Collected data entries
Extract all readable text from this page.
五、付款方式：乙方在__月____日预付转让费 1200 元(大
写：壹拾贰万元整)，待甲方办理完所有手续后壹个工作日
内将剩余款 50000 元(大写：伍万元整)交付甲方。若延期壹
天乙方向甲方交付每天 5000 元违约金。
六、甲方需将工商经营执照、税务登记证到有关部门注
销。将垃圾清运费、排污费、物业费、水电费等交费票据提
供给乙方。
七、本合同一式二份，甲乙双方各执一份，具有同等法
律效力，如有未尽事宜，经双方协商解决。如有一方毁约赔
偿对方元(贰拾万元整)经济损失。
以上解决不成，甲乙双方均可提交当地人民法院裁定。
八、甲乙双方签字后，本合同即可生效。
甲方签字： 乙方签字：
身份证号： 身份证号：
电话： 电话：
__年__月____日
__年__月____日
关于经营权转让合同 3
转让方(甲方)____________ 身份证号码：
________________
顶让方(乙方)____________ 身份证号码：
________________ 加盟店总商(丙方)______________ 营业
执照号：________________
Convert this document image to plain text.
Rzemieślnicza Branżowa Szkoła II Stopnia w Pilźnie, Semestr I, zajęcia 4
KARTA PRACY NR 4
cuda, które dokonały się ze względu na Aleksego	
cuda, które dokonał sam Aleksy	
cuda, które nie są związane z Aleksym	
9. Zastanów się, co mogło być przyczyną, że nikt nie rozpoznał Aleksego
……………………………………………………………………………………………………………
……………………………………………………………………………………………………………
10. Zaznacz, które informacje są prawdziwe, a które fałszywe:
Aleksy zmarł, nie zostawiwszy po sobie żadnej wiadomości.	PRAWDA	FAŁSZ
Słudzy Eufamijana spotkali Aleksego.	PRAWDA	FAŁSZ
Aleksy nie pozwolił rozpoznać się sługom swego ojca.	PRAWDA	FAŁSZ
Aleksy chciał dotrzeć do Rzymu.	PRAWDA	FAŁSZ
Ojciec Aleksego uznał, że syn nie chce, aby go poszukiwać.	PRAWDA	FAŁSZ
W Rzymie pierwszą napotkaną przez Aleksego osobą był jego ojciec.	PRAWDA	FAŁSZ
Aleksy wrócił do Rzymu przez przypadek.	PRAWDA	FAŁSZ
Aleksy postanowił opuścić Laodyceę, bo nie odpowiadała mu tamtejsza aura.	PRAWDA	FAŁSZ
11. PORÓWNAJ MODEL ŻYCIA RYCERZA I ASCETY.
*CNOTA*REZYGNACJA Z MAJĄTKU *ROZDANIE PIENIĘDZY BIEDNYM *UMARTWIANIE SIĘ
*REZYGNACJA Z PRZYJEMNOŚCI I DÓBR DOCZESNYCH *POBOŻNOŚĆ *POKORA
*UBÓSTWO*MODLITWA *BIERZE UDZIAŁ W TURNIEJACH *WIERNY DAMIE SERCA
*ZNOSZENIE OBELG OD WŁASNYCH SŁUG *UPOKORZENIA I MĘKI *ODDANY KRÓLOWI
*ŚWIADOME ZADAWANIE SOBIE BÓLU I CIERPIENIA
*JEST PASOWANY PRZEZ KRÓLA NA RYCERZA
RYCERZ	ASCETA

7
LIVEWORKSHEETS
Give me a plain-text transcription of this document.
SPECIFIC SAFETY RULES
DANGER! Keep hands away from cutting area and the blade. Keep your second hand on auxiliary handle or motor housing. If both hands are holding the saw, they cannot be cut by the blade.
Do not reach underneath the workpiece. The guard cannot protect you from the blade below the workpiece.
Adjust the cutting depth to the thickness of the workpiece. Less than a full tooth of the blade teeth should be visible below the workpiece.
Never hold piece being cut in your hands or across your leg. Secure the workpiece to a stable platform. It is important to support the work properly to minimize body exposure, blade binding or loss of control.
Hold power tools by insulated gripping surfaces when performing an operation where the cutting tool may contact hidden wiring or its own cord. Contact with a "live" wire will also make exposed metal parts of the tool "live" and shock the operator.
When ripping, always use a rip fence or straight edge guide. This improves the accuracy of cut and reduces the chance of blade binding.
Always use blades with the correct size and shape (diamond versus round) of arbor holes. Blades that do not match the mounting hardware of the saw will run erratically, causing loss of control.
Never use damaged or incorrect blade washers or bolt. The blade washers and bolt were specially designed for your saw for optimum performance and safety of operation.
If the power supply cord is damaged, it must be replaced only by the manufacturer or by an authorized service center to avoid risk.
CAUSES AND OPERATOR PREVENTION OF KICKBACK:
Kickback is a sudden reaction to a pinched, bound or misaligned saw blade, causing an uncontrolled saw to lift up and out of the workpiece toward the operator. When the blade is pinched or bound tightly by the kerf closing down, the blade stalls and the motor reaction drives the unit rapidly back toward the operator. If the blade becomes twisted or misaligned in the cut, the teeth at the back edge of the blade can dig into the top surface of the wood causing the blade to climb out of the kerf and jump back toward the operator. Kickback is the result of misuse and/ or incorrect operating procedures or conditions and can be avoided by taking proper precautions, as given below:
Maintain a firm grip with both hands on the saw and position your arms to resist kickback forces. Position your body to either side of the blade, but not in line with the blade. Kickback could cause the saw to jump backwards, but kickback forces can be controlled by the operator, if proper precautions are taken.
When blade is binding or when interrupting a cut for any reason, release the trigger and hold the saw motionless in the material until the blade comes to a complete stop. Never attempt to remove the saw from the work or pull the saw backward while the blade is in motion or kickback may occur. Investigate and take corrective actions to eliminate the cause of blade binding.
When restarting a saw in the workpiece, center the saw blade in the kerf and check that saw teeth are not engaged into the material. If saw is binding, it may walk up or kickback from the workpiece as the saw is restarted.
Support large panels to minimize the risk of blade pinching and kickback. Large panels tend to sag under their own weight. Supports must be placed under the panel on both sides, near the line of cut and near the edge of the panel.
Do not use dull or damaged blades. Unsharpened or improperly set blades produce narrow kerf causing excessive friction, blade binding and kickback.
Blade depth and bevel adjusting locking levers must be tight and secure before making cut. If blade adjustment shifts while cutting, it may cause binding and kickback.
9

▶ _SHORT PROBLEM_: Reproduce each line verbatim.

▶ _SOLUTION TO THIS TASK_:
Extract all readable text from this page.
五、付款方式：乙方在__月____日预付转让费 1200 元(大
写：壹拾贰万元整)，待甲方办理完所有手续后壹个工作日
内将剩余款 50000 元(大写：伍万元整)交付甲方。若延期壹
天乙方向甲方交付每天 5000 元违约金。
六、甲方需将工商经营执照、税务登记证到有关部门注
销。将垃圾清运费、排污费、物业费、水电费等交费票据提
供给乙方。
七、本合同一式二份，甲乙双方各执一份，具有同等法
律效力，如有未尽事宜，经双方协商解决。如有一方毁约赔
偿对方元(贰拾万元整)经济损失。
以上解决不成，甲乙双方均可提交当地人民法院裁定。
八、甲乙双方签字后，本合同即可生效。
甲方签字： 乙方签字：
身份证号： 身份证号：
电话： 电话：
__年__月____日
__年__月____日
关于经营权转让合同 3
转让方(甲方)____________ 身份证号码：
________________
顶让方(乙方)____________ 身份证号码：
________________ 加盟店总商(丙方)______________ 营业
执照号：________________
Convert this document image to plain text.
Rzemieślnicza Branżowa Szkoła II Stopnia w Pilźnie, Semestr I, zajęcia 4
KARTA PRACY NR 4
cuda, które dokonały się ze względu na Aleksego	
cuda, które dokonał sam Aleksy	
cuda, które nie są związane z Aleksym	
9. Zastanów się, co mogło być przyczyną, że nikt nie rozpoznał Aleksego
……………………………………………………………………………………………………………
……………………………………………………………………………………………………………
10. Zaznacz, które informacje są prawdziwe, a które fałszywe:
Aleksy zmarł, nie zostawiwszy po sobie żadnej wiadomości.	PRAWDA	FAŁSZ
Słudzy Eufamijana spotkali Aleksego.	PRAWDA	FAŁSZ
Aleksy nie pozwolił rozpoznać się sługom swego ojca.	PRAWDA	FAŁSZ
Aleksy chciał dotrzeć do Rzymu.	PRAWDA	FAŁSZ
Ojciec Aleksego uznał, że syn nie chce, aby go poszukiwać.	PRAWDA	FAŁSZ
W Rzymie pierwszą napotkaną przez Aleksego osobą był jego ojciec.	PRAWDA	FAŁSZ
Aleksy wrócił do Rzymu przez przypadek.	PRAWDA	FAŁSZ
Aleksy postanowił opuścić Laodyceę, bo nie odpowiadała mu tamtejsza aura.	PRAWDA	FAŁSZ
11. PORÓWNAJ MODEL ŻYCIA RYCERZA I ASCETY.
*CNOTA*REZYGNACJA Z MAJĄTKU *ROZDANIE PIENIĘDZY BIEDNYM *UMARTWIANIE SIĘ
*REZYGNACJA Z PRZYJEMNOŚCI I DÓBR DOCZESNYCH *POBOŻNOŚĆ *POKORA
*UBÓSTWO*MODLITWA *BIERZE UDZIAŁ W TURNIEJACH *WIERNY DAMIE SERCA
*ZNOSZENIE OBELG OD WŁASNYCH SŁUG *UPOKORZENIA I MĘKI *ODDANY KRÓLOWI
*ŚWIADOME ZADAWANIE SOBIE BÓLU I CIERPIENIA
*JEST PASOWANY PRZEZ KRÓLA NA RYCERZA
RYCERZ	ASCETA

7
LIVEWORKSHEETS
Give me a plain-text transcription of this document.
SPECIFIC SAFETY RULES
DANGER! Keep hands away from cutting area and the blade. Keep your second hand on auxiliary handle or motor housing. If both hands are holding the saw, they cannot be cut by the blade.
Do not reach underneath the workpiece. The guard cannot protect you from the blade below the workpiece.
Adjust the cutting depth to the thickness of the workpiece. Less than a full tooth of the blade teeth should be visible below the workpiece.
Never hold piece being cut in your hands or across your leg. Secure the workpiece to a stable platform. It is important to support the work properly to minimize body exposure, blade binding or loss of control.
Hold power tools by insulated gripping surfaces when performing an operation where the cutting tool may contact hidden wiring or its own cord. Contact with a "live" wire will also make exposed metal parts of the tool "live" and shock the operator.
When ripping, always use a rip fence or straight edge guide. This improves the accuracy of cut and reduces the chance of blade binding.
Always use blades with the correct size and shape (diamond versus round) of arbor holes. Blades that do not match the mounting hardware of the saw will run erratically, causing loss of control.
Never use damaged or incorrect blade washers or bolt. The blade washers and bolt were specially designed for your saw for optimum performance and safety of operation.
If the power supply cord is damaged, it must be replaced only by the manufacturer or by an authorized service center to avoid risk.
CAUSES AND OPERATOR PREVENTION OF KICKBACK:
Kickback is a sudden reaction to a pinched, bound or misaligned saw blade, causing an uncontrolled saw to lift up and out of the workpiece toward the operator. When the blade is pinched or bound tightly by the kerf closing down, the blade stalls and the motor reaction drives the unit rapidly back toward the operator. If the blade becomes twisted or misaligned in the cut, the teeth at the back edge of the blade can dig into the top surface of the wood causing the blade to climb out of the kerf and jump back toward the operator. Kickback is the result of misuse and/ or incorrect operating procedures or conditions and can be avoided by taking proper precautions, as given below:
Maintain a firm grip with both hands on the saw and position your arms to resist kickback forces. Position your body to either side of the blade, but not in line with the blade. Kickback could cause the saw to jump backwards, but kickback forces can be controlled by the operator, if proper precautions are taken.
When blade is binding or when interrupting a cut for any reason, release the trigger and hold the saw motionless in the material until the blade comes to a complete stop. Never attempt to remove the saw from the work or pull the saw backward while the blade is in motion or kickback may occur. Investigate and take corrective actions to eliminate the cause of blade binding.
When restarting a saw in the workpiece, center the saw blade in the kerf and check that saw teeth are not engaged into the material. If saw is binding, it may walk up or kickback from the workpiece as the saw is restarted.
Support large panels to minimize the risk of blade pinching and kickback. Large panels tend to sag under their own weight. Supports must be placed under the panel on both sides, near the line of cut and near the edge of the panel.
Do not use dull or damaged blades. Unsharpened or improperly set blades produce narrow kerf causing excessive friction, blade binding and kickback.
Blade depth and bevel adjusting locking levers must be tight and secure before making cut. If blade adjustment shifts while cutting, it may cause binding and kickback.
9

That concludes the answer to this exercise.